Set problem: Wherever "plain" appears in a line, list that line.

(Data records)
※ ※ ※
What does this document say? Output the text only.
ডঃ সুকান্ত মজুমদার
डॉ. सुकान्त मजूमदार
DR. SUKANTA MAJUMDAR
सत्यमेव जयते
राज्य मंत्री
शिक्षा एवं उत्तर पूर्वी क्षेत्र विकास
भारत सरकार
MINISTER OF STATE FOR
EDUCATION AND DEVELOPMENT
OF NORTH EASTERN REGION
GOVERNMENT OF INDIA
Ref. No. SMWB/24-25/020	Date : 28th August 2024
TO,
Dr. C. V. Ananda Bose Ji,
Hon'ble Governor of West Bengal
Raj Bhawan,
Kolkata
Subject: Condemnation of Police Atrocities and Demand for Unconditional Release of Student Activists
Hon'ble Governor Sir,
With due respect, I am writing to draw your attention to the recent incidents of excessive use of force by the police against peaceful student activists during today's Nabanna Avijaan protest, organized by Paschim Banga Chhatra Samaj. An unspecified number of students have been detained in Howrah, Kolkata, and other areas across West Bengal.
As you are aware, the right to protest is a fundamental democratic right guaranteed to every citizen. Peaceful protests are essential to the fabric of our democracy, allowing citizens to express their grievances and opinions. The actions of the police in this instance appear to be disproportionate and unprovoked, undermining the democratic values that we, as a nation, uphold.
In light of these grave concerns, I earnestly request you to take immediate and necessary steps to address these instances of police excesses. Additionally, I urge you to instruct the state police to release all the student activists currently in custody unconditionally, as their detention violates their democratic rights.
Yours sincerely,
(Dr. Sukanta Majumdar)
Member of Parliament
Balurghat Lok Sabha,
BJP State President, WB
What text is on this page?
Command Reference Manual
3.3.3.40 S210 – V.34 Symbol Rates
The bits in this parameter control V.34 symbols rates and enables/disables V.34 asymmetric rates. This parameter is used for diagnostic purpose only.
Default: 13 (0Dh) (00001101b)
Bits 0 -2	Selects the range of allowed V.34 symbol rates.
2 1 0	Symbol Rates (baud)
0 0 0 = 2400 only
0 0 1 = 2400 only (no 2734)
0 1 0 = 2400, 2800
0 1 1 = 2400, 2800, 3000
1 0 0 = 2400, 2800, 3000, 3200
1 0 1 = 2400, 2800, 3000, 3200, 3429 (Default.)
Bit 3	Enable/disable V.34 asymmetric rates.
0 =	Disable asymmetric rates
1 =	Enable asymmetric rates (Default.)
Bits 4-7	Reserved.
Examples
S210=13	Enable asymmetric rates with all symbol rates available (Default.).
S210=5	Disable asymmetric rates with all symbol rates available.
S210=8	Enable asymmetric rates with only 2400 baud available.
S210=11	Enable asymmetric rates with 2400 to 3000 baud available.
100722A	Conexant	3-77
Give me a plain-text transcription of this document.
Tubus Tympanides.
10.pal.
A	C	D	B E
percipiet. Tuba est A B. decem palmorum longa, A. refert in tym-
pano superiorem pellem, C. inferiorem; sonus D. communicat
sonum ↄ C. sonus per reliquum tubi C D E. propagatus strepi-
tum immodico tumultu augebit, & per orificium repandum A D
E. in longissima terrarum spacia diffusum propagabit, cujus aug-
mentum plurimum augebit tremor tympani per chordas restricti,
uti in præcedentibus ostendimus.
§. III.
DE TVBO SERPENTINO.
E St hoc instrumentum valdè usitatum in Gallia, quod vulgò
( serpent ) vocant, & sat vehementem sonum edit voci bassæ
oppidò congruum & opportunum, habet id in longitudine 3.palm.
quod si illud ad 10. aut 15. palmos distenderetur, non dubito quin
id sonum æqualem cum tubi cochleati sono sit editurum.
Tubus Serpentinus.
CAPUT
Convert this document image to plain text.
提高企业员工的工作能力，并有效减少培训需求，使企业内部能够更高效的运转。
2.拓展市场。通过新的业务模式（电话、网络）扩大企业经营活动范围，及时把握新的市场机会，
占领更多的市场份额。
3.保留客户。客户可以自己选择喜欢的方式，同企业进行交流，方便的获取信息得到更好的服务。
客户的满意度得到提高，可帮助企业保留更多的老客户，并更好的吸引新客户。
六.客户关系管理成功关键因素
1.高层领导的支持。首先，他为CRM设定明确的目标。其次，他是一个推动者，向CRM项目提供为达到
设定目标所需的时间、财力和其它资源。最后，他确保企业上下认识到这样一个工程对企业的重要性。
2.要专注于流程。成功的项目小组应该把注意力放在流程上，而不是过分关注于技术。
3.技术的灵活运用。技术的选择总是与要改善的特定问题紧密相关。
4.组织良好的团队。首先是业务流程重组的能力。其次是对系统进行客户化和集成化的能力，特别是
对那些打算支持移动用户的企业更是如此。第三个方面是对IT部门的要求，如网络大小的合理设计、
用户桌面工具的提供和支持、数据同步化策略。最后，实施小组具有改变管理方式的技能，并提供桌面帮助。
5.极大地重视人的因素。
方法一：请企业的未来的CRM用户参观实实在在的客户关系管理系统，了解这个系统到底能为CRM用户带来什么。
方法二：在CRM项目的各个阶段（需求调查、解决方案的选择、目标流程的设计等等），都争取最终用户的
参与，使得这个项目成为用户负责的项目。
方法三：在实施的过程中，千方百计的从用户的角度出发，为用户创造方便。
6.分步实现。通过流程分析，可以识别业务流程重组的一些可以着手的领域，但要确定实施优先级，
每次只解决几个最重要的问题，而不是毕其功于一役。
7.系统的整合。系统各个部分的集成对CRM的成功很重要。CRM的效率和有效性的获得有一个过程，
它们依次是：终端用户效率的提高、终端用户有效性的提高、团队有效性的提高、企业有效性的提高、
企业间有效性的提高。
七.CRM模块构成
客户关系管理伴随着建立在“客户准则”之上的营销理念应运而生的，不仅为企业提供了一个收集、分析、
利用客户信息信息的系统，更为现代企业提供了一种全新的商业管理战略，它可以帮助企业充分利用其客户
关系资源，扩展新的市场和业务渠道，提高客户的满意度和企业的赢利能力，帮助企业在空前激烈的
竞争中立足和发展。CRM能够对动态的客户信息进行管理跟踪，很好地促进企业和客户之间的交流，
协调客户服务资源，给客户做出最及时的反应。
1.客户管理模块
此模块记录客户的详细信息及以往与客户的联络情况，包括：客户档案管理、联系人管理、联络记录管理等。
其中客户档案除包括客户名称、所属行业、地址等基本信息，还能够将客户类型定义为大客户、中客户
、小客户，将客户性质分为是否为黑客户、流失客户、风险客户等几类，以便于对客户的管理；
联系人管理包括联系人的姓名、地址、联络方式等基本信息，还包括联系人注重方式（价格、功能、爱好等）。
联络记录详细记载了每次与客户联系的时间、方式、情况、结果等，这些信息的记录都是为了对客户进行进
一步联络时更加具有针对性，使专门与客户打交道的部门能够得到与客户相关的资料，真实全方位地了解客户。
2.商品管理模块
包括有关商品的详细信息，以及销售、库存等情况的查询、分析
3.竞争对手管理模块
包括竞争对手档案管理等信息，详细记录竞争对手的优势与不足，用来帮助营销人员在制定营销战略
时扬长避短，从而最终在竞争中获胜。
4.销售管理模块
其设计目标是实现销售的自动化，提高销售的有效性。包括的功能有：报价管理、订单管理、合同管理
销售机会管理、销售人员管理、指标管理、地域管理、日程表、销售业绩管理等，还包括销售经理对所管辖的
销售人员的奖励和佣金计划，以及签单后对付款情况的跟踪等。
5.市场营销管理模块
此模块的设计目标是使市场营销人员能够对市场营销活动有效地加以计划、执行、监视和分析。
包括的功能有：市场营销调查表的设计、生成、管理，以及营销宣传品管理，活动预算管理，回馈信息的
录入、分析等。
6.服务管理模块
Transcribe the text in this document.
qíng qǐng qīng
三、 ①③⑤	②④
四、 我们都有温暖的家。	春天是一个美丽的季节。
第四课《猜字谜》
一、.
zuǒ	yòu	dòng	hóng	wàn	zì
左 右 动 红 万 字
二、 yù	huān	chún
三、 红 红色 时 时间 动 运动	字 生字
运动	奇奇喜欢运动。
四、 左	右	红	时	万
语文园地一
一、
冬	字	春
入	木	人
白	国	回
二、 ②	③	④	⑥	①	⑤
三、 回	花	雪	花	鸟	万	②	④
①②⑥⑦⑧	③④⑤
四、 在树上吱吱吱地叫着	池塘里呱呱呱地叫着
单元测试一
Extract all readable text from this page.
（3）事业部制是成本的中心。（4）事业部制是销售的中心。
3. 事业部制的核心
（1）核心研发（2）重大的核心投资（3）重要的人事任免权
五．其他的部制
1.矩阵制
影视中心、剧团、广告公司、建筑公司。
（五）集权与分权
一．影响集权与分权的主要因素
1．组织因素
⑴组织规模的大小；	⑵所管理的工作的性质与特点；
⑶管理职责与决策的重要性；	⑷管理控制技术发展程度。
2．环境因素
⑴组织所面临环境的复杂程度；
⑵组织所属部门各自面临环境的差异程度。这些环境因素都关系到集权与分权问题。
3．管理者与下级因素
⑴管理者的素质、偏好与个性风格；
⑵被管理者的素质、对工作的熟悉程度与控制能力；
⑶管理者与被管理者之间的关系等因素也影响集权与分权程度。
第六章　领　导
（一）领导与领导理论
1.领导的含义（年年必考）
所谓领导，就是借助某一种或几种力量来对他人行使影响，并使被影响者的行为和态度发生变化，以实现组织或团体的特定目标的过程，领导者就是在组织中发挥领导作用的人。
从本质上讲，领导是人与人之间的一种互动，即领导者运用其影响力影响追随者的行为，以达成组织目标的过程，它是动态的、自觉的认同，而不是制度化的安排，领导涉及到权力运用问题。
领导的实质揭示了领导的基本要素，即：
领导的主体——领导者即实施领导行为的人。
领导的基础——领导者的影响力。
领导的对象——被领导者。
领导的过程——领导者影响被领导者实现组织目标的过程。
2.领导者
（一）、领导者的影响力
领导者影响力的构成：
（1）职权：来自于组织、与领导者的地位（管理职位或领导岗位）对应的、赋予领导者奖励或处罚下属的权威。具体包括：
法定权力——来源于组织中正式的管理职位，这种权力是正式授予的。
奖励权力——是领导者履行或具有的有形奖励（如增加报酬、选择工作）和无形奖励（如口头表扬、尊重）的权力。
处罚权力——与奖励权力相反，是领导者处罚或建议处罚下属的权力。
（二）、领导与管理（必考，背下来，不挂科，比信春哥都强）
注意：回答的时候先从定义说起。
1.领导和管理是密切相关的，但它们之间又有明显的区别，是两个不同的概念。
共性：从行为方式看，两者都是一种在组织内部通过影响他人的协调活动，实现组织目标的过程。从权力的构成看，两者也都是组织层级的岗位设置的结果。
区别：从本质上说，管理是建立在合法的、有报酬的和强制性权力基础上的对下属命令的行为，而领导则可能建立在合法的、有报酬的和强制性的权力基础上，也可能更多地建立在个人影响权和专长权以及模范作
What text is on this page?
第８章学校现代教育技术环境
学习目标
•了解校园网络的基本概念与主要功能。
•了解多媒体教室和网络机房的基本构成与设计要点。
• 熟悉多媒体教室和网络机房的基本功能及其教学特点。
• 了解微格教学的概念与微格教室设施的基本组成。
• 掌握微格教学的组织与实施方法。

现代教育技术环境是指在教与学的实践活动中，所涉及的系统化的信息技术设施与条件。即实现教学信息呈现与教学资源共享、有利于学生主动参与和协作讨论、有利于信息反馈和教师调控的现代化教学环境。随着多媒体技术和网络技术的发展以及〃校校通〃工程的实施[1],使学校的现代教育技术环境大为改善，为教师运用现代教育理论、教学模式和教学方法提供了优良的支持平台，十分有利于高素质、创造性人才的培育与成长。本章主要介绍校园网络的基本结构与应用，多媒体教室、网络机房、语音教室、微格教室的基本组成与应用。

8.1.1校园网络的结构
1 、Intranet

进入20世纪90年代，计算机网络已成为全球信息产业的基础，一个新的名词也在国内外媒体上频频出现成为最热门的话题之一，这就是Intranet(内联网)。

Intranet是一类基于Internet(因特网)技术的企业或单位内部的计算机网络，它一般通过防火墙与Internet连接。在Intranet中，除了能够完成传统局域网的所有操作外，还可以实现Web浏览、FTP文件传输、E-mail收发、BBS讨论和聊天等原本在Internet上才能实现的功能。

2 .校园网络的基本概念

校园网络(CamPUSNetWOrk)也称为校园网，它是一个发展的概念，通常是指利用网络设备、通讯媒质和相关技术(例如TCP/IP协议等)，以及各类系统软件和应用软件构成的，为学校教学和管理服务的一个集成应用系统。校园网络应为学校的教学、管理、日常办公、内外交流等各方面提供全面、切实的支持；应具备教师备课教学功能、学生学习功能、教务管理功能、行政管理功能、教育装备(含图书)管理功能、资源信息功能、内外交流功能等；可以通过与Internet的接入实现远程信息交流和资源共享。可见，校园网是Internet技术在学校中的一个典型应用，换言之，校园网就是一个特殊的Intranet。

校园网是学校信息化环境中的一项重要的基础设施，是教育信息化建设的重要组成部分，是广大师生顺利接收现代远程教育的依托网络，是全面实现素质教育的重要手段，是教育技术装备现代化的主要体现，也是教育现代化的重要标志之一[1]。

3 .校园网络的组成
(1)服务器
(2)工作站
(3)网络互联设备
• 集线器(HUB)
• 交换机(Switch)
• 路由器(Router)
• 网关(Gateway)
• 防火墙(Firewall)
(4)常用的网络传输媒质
※ ※ ※
Exercise answer:
Give me a plain-text transcription of this document.
Convert this document image to plain text.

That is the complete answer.